_Given records_

◆ ◆ ◆ ◆ ◆ ◆ ◆

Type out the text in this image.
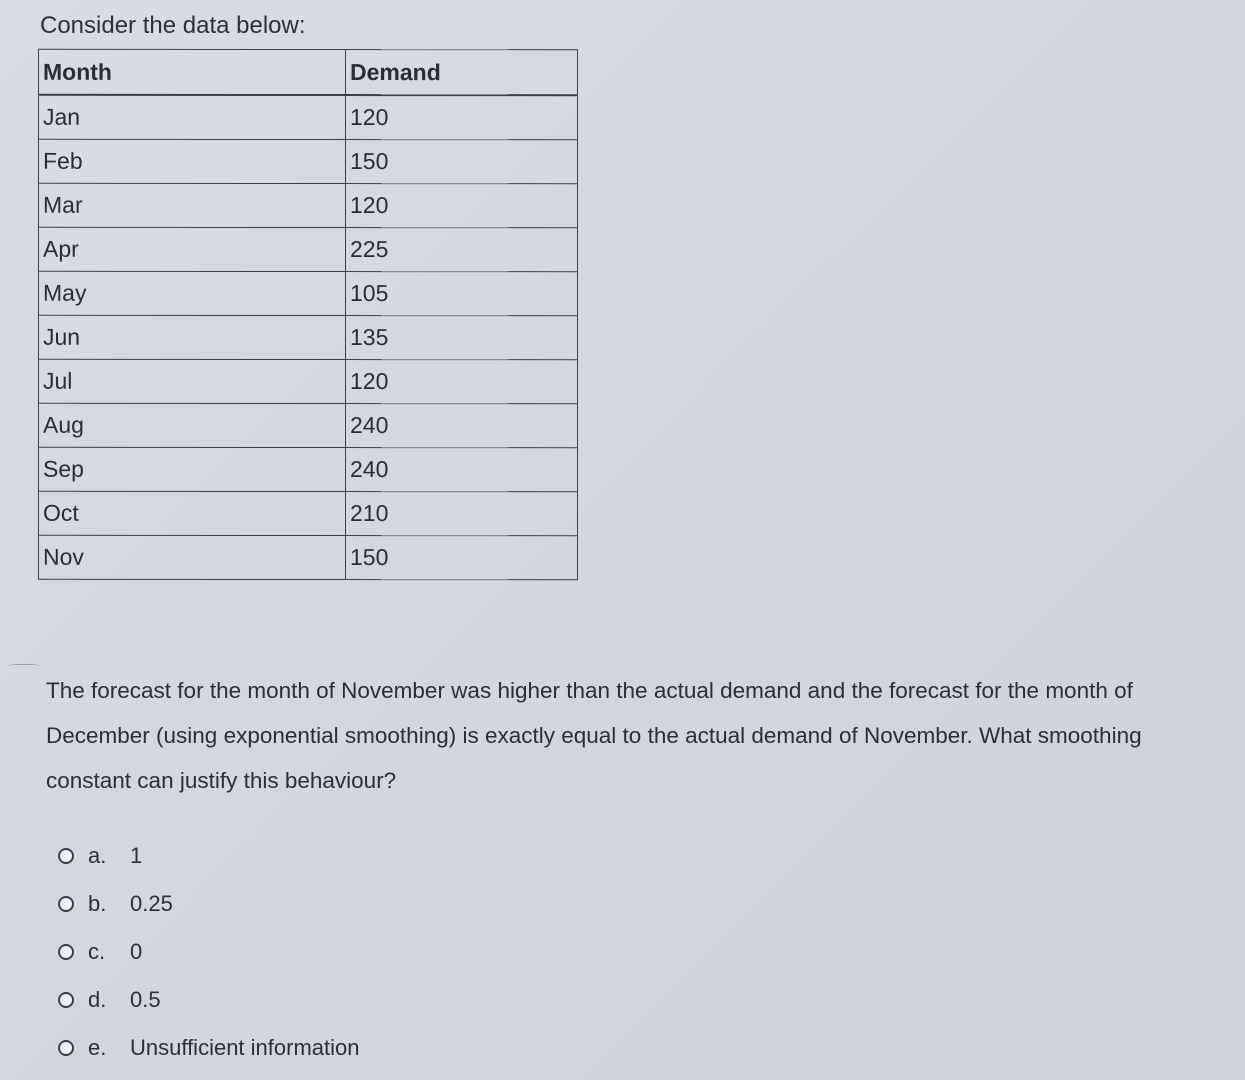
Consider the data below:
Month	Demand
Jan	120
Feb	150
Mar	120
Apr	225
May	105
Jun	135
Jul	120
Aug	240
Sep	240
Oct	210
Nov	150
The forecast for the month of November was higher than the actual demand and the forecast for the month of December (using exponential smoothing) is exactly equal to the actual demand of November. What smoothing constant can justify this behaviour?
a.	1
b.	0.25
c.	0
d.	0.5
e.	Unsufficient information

◆ ◆ ◆ ◆ ◆ ◆ ◆

_To do_
Send back the data above word for word, with the pictures left out.

_Answer to this exercise_
Type out the text in this image.
Consider the data below:
Month	Demand
Jan	120
Feb	150
Mar	120
Apr	225
May	105
Jun	135
Jul	120
Aug	240
Sep	240
Oct	210
Nov	150
The forecast for the month of November was higher than the actual demand and the forecast for the month of December (using exponential smoothing) is exactly equal to the actual demand of November. What smoothing constant can justify this behaviour?
a.	1
b.	0.25
c.	0
d.	0.5
e.	Unsufficient information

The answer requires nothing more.